begin Input records
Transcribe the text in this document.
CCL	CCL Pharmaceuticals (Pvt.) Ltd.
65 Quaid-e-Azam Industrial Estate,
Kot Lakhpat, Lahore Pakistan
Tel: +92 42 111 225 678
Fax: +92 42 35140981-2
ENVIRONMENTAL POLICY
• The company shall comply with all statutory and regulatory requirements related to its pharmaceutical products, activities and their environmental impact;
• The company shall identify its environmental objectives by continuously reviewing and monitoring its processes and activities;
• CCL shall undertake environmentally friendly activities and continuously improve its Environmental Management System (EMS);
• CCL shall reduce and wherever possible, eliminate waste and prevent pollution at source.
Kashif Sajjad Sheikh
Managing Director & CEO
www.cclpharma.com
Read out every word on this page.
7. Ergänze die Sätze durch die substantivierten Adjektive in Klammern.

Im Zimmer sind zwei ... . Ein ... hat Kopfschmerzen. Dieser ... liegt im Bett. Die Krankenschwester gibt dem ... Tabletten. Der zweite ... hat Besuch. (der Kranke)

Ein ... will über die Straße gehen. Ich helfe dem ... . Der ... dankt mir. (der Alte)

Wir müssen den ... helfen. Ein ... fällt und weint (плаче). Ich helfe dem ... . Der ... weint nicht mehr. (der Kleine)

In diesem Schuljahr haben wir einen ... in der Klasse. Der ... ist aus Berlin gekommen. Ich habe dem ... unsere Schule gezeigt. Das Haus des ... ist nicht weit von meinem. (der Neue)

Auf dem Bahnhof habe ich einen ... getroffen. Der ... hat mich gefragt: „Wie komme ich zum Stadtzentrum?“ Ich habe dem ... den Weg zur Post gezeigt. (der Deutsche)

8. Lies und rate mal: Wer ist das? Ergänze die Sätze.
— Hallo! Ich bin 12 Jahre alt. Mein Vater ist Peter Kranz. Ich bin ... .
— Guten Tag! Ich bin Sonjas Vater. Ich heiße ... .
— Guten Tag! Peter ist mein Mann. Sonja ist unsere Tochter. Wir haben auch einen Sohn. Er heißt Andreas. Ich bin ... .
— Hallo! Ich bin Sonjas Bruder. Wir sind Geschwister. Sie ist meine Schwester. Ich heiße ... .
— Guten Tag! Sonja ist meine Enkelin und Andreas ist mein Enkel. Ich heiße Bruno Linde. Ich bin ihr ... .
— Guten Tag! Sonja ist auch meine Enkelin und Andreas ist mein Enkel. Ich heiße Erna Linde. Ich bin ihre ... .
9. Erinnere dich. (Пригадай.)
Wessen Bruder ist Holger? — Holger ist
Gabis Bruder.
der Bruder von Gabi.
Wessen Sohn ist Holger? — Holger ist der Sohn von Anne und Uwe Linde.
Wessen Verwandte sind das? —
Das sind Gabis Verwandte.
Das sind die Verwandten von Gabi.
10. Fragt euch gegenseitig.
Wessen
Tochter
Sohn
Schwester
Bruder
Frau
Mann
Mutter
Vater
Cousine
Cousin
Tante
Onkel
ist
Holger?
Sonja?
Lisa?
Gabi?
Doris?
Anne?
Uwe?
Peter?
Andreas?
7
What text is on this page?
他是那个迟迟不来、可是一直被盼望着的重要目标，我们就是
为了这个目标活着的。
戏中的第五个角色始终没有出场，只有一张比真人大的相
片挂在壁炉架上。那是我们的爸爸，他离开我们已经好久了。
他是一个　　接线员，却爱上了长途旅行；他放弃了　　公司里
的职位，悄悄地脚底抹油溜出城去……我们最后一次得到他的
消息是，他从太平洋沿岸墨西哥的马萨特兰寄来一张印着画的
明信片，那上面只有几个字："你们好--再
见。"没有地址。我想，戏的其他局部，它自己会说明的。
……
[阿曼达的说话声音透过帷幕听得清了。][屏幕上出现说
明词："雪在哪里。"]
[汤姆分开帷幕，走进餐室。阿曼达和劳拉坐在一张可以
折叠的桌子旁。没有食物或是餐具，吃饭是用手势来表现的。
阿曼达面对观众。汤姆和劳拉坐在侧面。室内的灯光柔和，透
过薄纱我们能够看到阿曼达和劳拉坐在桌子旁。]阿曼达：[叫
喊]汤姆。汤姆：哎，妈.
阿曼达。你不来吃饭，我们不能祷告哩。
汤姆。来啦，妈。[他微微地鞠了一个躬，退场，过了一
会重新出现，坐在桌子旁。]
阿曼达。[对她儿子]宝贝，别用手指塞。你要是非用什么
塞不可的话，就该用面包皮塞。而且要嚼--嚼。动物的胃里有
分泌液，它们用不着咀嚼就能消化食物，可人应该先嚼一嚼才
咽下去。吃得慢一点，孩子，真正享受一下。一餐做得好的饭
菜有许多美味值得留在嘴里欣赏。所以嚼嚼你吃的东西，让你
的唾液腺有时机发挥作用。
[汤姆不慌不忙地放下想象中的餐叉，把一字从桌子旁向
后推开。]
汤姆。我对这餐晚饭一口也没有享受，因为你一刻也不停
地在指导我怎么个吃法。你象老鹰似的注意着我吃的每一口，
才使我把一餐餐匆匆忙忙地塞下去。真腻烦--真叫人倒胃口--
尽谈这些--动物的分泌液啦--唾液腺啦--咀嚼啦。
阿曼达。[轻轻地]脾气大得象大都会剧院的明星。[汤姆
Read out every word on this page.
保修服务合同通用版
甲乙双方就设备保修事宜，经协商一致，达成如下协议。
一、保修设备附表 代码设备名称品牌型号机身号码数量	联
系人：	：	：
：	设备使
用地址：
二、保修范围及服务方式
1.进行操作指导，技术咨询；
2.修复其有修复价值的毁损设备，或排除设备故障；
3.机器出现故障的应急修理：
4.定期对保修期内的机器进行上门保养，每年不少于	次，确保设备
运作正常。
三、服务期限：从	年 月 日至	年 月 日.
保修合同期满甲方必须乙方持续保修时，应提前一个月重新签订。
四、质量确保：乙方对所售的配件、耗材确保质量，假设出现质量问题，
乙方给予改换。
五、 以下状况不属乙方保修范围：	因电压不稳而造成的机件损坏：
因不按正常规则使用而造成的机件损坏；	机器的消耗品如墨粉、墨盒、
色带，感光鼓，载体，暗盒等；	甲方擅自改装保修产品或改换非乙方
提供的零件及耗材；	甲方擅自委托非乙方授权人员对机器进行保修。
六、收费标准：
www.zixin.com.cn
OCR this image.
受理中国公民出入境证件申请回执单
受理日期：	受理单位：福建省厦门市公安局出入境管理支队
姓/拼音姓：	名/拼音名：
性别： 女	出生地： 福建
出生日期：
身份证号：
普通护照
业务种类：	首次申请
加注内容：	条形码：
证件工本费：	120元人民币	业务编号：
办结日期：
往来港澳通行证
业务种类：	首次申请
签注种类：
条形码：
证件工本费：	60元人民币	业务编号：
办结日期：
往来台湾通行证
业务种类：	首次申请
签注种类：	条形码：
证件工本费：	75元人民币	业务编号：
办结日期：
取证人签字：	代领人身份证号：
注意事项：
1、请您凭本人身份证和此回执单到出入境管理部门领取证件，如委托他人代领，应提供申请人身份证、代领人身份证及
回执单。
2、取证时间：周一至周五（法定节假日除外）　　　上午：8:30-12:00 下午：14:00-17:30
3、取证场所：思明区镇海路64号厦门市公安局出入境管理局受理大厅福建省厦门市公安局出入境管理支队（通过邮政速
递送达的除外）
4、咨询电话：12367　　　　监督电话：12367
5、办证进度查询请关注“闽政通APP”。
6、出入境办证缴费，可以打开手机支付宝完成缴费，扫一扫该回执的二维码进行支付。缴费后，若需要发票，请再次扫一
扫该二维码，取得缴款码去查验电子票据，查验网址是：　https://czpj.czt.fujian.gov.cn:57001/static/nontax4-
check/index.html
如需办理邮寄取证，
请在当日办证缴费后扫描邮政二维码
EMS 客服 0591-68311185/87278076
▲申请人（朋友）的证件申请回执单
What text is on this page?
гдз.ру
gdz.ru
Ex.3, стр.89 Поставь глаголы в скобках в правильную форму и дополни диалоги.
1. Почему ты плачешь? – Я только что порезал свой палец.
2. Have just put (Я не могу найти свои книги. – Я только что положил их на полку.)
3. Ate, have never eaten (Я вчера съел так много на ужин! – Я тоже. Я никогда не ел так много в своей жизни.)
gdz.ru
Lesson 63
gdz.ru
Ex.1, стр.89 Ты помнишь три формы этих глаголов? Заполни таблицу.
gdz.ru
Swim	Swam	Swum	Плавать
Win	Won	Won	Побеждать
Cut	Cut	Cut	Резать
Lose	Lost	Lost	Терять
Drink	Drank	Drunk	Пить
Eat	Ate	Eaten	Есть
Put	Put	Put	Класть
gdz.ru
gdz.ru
end Input records
> Given task
Give back, exactly as written, the lines from the one with "OCR this image." to the last line.

> Task result
OCR this image.
受理中国公民出入境证件申请回执单
受理日期：	受理单位：福建省厦门市公安局出入境管理支队
姓/拼音姓：	名/拼音名：
性别： 女	出生地： 福建
出生日期：
身份证号：
普通护照
业务种类：	首次申请
加注内容：	条形码：
证件工本费：	120元人民币	业务编号：
办结日期：
往来港澳通行证
业务种类：	首次申请
签注种类：
条形码：
证件工本费：	60元人民币	业务编号：
办结日期：
往来台湾通行证
业务种类：	首次申请
签注种类：	条形码：
证件工本费：	75元人民币	业务编号：
办结日期：
取证人签字：	代领人身份证号：
注意事项：
1、请您凭本人身份证和此回执单到出入境管理部门领取证件，如委托他人代领，应提供申请人身份证、代领人身份证及
回执单。
2、取证时间：周一至周五（法定节假日除外）　　　上午：8:30-12:00 下午：14:00-17:30
3、取证场所：思明区镇海路64号厦门市公安局出入境管理局受理大厅福建省厦门市公安局出入境管理支队（通过邮政速
递送达的除外）
4、咨询电话：12367　　　　监督电话：12367
5、办证进度查询请关注“闽政通APP”。
6、出入境办证缴费，可以打开手机支付宝完成缴费，扫一扫该回执的二维码进行支付。缴费后，若需要发票，请再次扫一
扫该二维码，取得缴款码去查验电子票据，查验网址是：　https://czpj.czt.fujian.gov.cn:57001/static/nontax4-
check/index.html
如需办理邮寄取证，
请在当日办证缴费后扫描邮政二维码
EMS 客服 0591-68311185/87278076
▲申请人（朋友）的证件申请回执单
What text is on this page?
гдз.ру
gdz.ru
Ex.3, стр.89 Поставь глаголы в скобках в правильную форму и дополни диалоги.
1. Почему ты плачешь? – Я только что порезал свой палец.
2. Have just put (Я не могу найти свои книги. – Я только что положил их на полку.)
3. Ate, have never eaten (Я вчера съел так много на ужин! – Я тоже. Я никогда не ел так много в своей жизни.)
gdz.ru
Lesson 63
gdz.ru
Ex.1, стр.89 Ты помнишь три формы этих глаголов? Заполни таблицу.
gdz.ru
Swim	Swam	Swum	Плавать
Win	Won	Won	Побеждать
Cut	Cut	Cut	Резать
Lose	Lost	Lost	Терять
Drink	Drank	Drunk	Пить
Eat	Ate	Eaten	Есть
Put	Put	Put	Класть
gdz.ru
gdz.ru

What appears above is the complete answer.